EXERCISE GOAL. Copy out the following exactly, beginning with the line that contains "fraction — [174, 833, 192, 878]" and ending with the line that contains "fraction-numerator: AB — [373, 889, 407, 912]", both lines included.

INFORMATION SHOWN.
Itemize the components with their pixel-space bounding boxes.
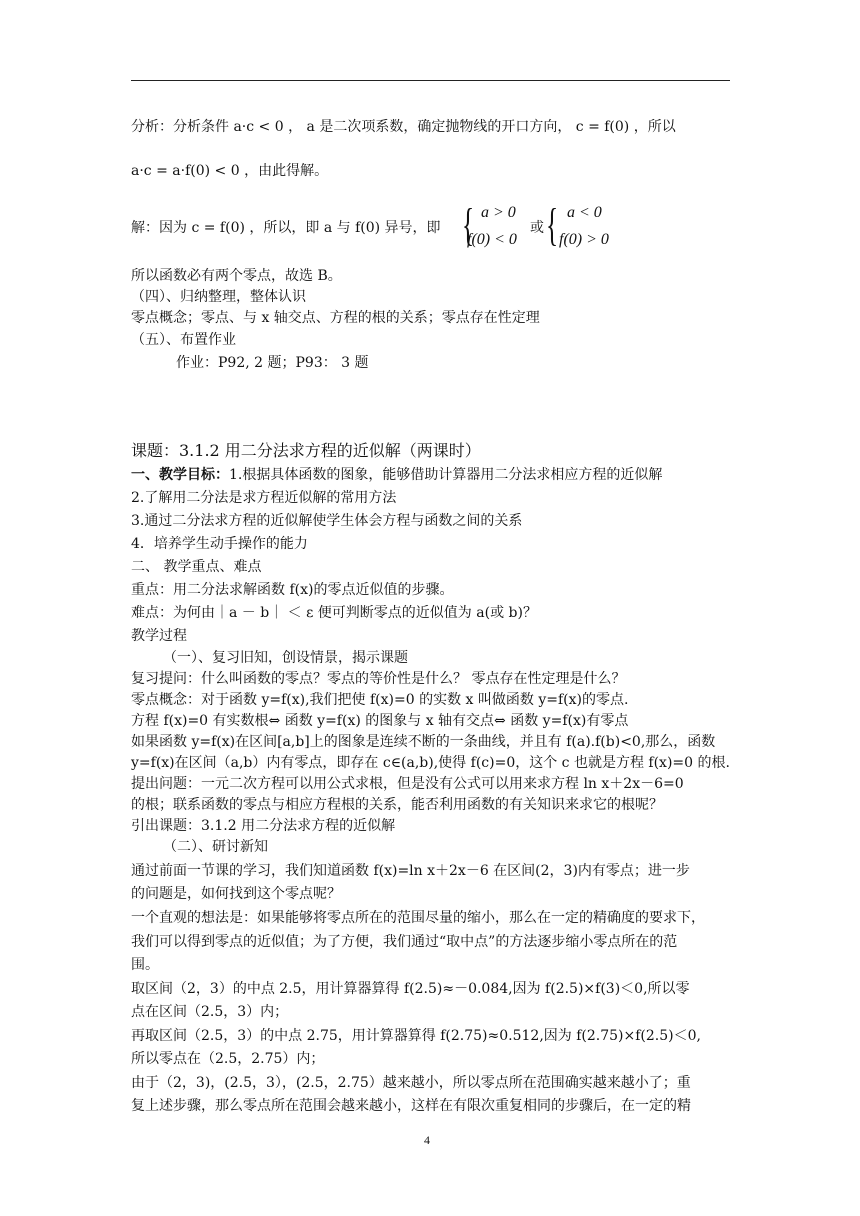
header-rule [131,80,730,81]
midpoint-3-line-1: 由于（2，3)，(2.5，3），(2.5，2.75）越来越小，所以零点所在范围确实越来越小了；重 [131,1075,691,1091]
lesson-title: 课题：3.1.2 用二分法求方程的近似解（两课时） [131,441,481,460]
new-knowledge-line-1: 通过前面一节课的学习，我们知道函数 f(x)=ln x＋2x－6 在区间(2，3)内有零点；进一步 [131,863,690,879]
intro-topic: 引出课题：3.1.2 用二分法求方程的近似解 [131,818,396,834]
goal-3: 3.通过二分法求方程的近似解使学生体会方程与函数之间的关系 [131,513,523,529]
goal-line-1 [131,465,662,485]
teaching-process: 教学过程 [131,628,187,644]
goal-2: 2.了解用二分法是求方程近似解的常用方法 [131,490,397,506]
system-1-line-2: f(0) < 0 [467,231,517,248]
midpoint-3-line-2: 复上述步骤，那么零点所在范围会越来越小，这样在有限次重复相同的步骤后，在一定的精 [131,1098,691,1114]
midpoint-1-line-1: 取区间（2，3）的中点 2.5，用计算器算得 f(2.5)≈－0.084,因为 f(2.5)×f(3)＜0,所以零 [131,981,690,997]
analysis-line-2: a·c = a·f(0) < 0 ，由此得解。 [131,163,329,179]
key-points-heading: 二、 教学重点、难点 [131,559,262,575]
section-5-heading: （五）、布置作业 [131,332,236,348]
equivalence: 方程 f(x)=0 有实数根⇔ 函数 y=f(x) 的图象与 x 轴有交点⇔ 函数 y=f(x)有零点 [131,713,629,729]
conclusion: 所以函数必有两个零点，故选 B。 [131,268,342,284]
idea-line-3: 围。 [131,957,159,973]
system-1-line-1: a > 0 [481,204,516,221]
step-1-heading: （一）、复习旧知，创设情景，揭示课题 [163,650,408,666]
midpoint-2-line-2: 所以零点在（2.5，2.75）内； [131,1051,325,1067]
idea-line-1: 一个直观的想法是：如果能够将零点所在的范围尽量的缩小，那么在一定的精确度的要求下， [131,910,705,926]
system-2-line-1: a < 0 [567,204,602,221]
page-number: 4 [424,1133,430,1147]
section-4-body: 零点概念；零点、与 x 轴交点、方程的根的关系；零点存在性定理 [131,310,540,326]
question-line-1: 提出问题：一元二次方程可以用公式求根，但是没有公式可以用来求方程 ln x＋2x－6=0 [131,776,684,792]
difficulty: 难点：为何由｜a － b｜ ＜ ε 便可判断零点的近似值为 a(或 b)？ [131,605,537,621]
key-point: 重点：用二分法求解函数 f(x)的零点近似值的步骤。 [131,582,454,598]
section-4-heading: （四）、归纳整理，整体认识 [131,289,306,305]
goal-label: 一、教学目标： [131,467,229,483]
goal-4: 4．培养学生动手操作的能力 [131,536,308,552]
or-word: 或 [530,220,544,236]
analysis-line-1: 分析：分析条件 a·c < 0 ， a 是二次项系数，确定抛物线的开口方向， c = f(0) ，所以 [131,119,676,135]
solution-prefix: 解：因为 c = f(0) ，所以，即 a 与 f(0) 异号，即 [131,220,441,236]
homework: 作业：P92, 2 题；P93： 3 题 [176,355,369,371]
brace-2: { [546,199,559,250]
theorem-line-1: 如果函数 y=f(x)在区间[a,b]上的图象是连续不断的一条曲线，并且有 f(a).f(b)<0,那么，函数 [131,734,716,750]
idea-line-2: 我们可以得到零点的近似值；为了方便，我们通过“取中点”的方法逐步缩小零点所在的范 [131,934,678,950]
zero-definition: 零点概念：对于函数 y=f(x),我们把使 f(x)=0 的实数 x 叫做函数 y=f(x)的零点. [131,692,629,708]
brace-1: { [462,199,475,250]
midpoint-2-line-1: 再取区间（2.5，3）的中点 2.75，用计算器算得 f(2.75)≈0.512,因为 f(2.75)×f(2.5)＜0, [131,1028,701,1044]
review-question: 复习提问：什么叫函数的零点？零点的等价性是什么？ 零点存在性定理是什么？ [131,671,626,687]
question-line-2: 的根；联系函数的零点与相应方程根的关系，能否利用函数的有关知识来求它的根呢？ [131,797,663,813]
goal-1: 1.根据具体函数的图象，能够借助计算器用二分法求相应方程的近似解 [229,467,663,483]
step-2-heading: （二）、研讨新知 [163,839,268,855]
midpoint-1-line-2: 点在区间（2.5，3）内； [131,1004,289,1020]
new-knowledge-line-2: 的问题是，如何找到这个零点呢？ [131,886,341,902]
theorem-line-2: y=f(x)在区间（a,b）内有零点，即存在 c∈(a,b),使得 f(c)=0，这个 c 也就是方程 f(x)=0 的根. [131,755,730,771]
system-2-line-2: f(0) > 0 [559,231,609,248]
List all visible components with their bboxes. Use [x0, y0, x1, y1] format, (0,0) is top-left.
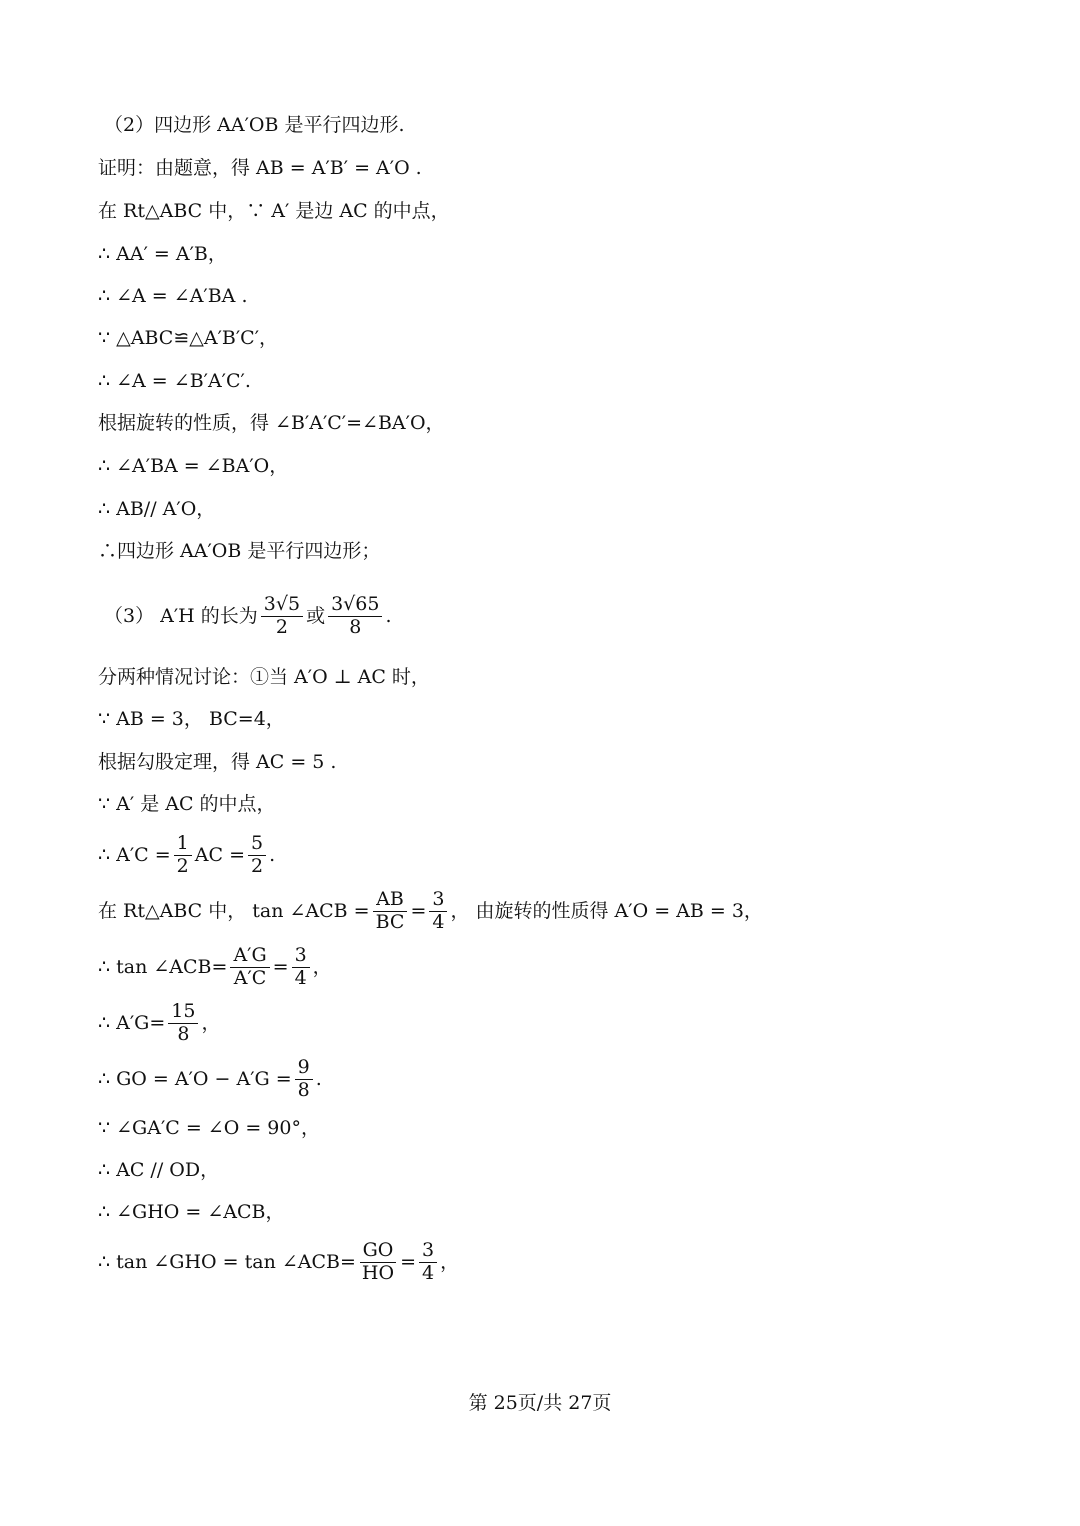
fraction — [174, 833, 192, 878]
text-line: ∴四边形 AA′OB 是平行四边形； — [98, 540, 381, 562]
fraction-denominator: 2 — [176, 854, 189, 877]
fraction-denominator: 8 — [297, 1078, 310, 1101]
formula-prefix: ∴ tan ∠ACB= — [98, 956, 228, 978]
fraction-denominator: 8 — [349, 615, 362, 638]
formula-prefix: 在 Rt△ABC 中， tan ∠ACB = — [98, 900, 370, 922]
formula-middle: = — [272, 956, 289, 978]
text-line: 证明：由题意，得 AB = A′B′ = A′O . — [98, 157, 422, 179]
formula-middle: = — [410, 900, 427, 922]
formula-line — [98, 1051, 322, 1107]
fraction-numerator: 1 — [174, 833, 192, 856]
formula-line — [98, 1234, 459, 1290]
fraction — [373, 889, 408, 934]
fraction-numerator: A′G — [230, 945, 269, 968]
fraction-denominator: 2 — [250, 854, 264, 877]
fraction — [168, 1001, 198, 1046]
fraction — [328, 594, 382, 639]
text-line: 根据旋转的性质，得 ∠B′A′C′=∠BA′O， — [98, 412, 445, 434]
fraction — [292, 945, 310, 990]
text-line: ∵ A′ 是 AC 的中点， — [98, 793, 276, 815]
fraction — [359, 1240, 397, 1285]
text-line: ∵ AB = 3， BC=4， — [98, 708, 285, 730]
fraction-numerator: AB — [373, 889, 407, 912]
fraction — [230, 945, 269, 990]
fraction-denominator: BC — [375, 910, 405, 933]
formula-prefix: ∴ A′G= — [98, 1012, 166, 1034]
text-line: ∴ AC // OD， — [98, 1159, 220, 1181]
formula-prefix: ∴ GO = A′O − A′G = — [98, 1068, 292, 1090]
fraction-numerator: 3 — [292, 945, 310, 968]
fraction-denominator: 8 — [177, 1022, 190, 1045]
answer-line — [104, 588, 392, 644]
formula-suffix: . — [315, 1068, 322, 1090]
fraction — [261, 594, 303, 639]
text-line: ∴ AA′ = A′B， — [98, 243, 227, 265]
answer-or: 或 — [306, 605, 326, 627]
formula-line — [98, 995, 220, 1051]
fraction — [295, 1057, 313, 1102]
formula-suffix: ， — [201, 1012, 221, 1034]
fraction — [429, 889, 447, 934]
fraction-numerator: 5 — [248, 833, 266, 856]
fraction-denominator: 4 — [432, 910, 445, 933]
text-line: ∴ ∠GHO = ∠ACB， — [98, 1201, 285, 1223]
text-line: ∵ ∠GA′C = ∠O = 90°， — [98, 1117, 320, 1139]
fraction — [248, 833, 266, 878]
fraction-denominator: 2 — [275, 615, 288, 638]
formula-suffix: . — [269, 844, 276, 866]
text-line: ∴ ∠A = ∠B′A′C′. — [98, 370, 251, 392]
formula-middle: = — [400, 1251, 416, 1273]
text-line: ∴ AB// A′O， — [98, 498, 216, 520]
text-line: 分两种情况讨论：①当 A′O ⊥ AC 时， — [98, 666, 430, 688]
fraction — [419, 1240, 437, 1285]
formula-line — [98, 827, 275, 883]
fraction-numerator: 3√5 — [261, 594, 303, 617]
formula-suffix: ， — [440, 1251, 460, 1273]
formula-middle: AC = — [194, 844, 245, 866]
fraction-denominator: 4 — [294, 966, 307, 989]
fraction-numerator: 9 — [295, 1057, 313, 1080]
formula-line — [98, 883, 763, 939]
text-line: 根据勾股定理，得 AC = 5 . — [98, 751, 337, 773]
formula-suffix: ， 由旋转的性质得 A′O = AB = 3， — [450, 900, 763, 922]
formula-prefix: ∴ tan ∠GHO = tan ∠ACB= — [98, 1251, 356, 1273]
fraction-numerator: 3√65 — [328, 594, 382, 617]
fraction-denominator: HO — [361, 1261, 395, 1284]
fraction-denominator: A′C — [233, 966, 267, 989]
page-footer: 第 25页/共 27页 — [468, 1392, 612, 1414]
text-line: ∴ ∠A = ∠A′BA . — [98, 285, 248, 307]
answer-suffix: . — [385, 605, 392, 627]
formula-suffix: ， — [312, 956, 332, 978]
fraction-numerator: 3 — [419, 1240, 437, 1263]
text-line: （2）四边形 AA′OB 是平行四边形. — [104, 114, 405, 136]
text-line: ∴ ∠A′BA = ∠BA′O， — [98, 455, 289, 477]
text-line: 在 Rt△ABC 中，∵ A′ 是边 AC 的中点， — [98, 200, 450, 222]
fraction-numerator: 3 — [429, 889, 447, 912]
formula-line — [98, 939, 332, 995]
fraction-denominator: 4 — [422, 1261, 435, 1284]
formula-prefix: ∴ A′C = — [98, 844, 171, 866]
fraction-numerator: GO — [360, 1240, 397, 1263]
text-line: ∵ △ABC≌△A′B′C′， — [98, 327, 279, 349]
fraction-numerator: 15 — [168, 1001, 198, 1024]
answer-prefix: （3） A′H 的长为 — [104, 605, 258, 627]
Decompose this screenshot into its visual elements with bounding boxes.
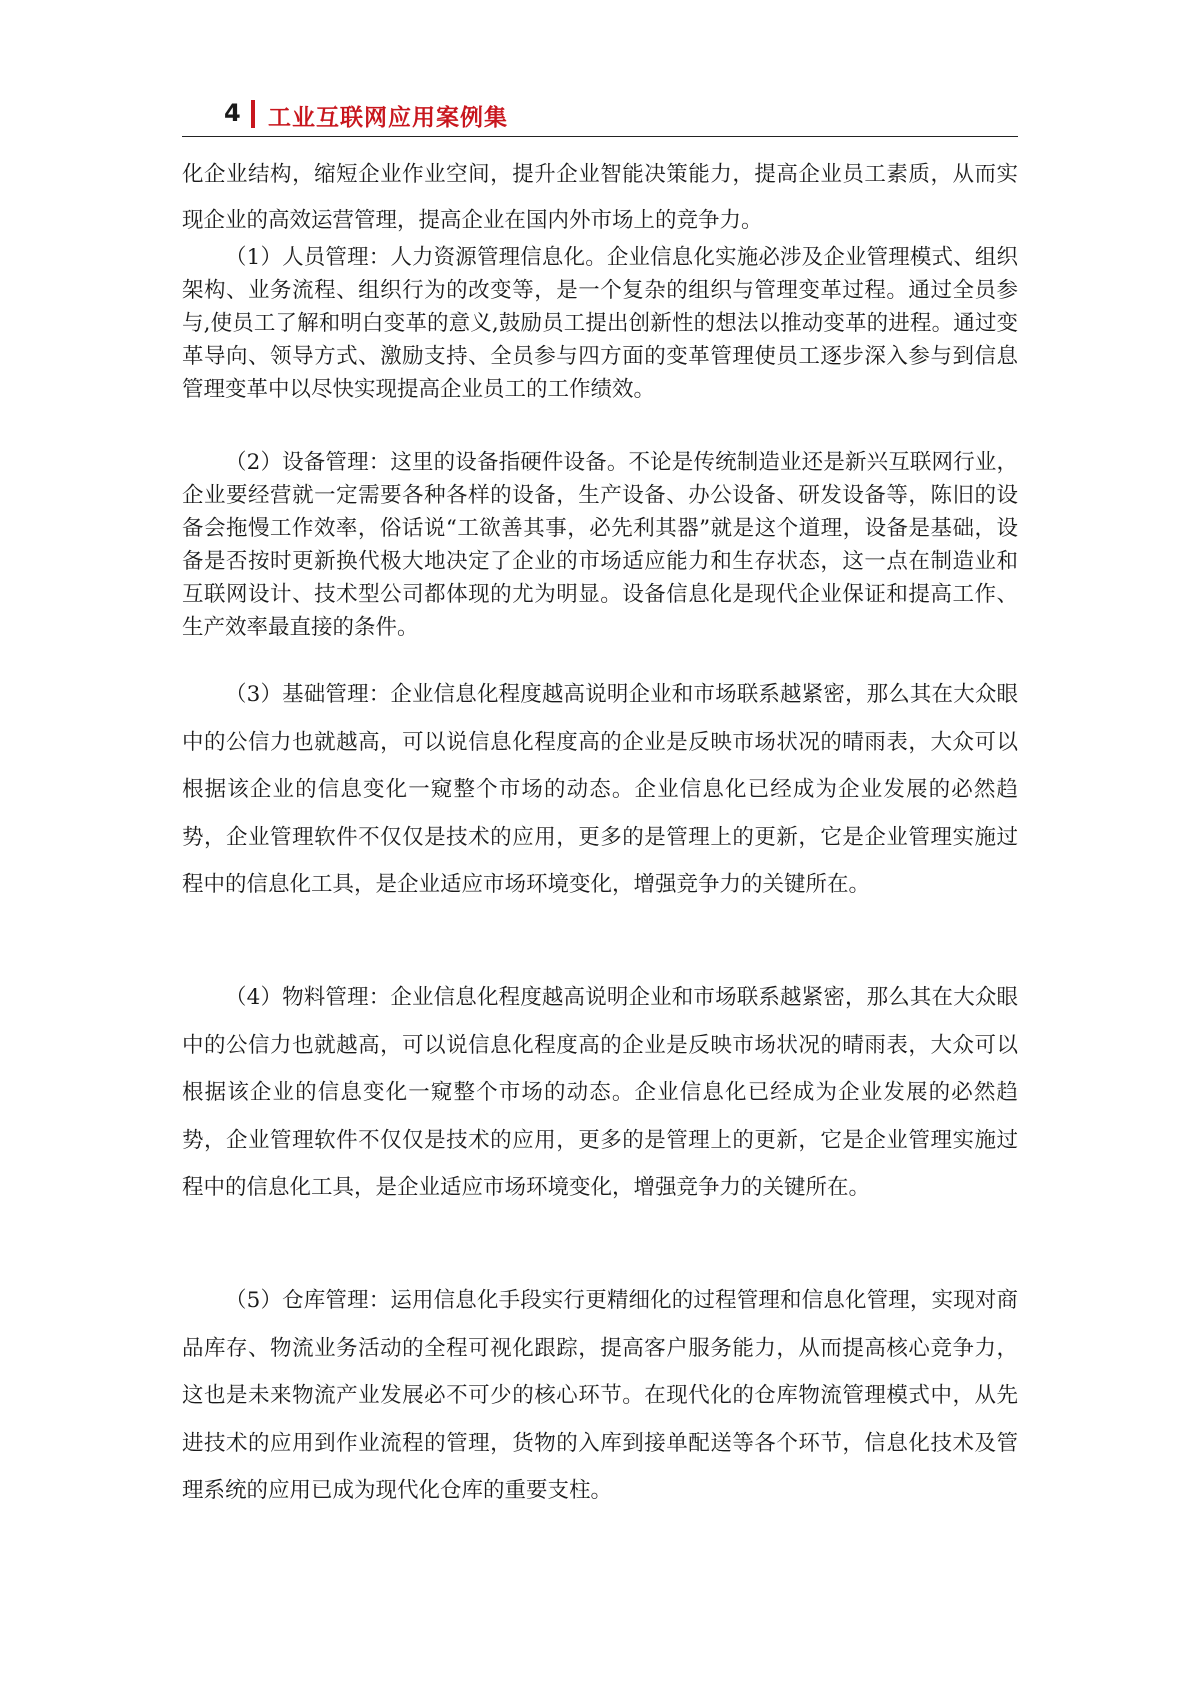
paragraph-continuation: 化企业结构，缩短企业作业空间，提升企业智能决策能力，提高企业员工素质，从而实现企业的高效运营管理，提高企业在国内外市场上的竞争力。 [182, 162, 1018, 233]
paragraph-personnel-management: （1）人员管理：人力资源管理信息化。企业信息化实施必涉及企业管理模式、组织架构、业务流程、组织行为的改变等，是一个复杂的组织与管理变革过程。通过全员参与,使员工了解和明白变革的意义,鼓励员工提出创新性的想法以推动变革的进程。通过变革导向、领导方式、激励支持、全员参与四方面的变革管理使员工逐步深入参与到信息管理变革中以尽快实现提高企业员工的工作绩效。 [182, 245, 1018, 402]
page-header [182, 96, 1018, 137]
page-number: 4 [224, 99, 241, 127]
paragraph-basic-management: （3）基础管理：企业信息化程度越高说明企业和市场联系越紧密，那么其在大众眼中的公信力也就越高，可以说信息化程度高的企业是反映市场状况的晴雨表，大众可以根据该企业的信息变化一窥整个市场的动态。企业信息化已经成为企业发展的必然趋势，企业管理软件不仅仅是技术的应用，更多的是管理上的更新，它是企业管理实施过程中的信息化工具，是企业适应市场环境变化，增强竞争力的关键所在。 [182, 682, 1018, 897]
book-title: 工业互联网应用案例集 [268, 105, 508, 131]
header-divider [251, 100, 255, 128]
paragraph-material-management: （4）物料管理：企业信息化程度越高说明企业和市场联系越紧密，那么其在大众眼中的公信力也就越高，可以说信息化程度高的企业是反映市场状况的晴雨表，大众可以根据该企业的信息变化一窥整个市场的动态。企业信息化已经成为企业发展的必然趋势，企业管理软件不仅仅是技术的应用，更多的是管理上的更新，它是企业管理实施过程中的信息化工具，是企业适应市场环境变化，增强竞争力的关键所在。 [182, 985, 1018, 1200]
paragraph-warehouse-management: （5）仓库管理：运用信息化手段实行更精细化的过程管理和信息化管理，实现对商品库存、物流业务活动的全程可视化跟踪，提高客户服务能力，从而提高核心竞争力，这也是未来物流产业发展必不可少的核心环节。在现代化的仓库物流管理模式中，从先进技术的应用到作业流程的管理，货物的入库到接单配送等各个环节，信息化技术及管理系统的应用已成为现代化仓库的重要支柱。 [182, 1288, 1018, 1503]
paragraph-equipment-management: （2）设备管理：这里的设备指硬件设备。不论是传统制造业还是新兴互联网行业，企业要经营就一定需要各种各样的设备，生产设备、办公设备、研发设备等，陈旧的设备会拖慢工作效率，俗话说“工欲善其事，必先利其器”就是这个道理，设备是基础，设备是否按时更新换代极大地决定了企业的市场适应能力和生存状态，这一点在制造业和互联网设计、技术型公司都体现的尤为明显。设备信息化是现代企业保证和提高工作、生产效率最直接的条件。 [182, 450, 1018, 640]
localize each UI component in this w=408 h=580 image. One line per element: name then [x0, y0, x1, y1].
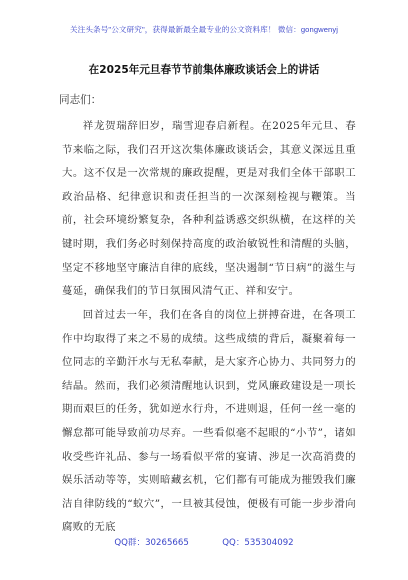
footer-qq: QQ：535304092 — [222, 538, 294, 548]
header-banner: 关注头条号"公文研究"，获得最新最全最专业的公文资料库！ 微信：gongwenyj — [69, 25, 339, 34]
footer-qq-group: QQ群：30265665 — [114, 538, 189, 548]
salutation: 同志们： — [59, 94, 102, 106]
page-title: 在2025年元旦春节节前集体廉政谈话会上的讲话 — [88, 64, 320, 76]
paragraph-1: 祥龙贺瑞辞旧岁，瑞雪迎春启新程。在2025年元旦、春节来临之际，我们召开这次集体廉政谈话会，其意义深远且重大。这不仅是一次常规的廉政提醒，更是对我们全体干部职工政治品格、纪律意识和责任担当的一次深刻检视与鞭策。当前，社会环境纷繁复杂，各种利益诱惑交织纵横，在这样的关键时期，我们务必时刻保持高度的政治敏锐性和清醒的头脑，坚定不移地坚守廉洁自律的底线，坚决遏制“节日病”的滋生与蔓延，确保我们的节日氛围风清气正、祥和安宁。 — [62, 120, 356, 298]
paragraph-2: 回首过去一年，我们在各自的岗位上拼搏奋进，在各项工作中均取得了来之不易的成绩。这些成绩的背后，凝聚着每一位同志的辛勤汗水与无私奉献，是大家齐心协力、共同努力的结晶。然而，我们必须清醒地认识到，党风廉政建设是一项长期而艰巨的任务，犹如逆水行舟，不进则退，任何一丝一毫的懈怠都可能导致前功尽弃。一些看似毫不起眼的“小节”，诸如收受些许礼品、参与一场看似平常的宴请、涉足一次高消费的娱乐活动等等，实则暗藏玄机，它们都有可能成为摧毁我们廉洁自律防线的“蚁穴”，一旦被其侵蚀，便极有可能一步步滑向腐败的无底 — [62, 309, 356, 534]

PROBLEM SOLUTION.
fraction — [174, 833, 192, 878]
text-line: ∴四边形 AA′OB 是平行四边形； — [98, 540, 381, 562]
fraction-denominator: 2 — [176, 854, 189, 877]
fraction-denominator: 8 — [297, 1078, 310, 1101]
formula-prefix: ∴ tan ∠ACB= — [98, 956, 228, 978]
fraction-denominator: 8 — [349, 615, 362, 638]
formula-prefix: 在 Rt△ABC 中， tan ∠ACB = — [98, 900, 370, 922]
formula-middle: = — [272, 956, 289, 978]
text-line: 证明：由题意，得 AB = A′B′ = A′O . — [98, 157, 422, 179]
formula-middle: = — [410, 900, 427, 922]
formula-line — [98, 1051, 322, 1107]
fraction-numerator: 1 — [174, 833, 192, 856]
formula-line — [98, 1234, 459, 1290]
fraction — [373, 889, 408, 934]
fraction-numerator: A′G — [230, 945, 269, 968]
fraction-denominator: 2 — [250, 854, 264, 877]
fraction — [168, 1001, 198, 1046]
fraction — [328, 594, 382, 639]
text-line: 根据旋转的性质，得 ∠B′A′C′=∠BA′O， — [98, 412, 445, 434]
fraction — [292, 945, 310, 990]
text-line: ∵ A′ 是 AC 的中点， — [98, 793, 276, 815]
fraction — [359, 1240, 397, 1285]
text-line: ∵ AB = 3， BC=4， — [98, 708, 285, 730]
fraction-numerator: AB — [373, 889, 407, 912]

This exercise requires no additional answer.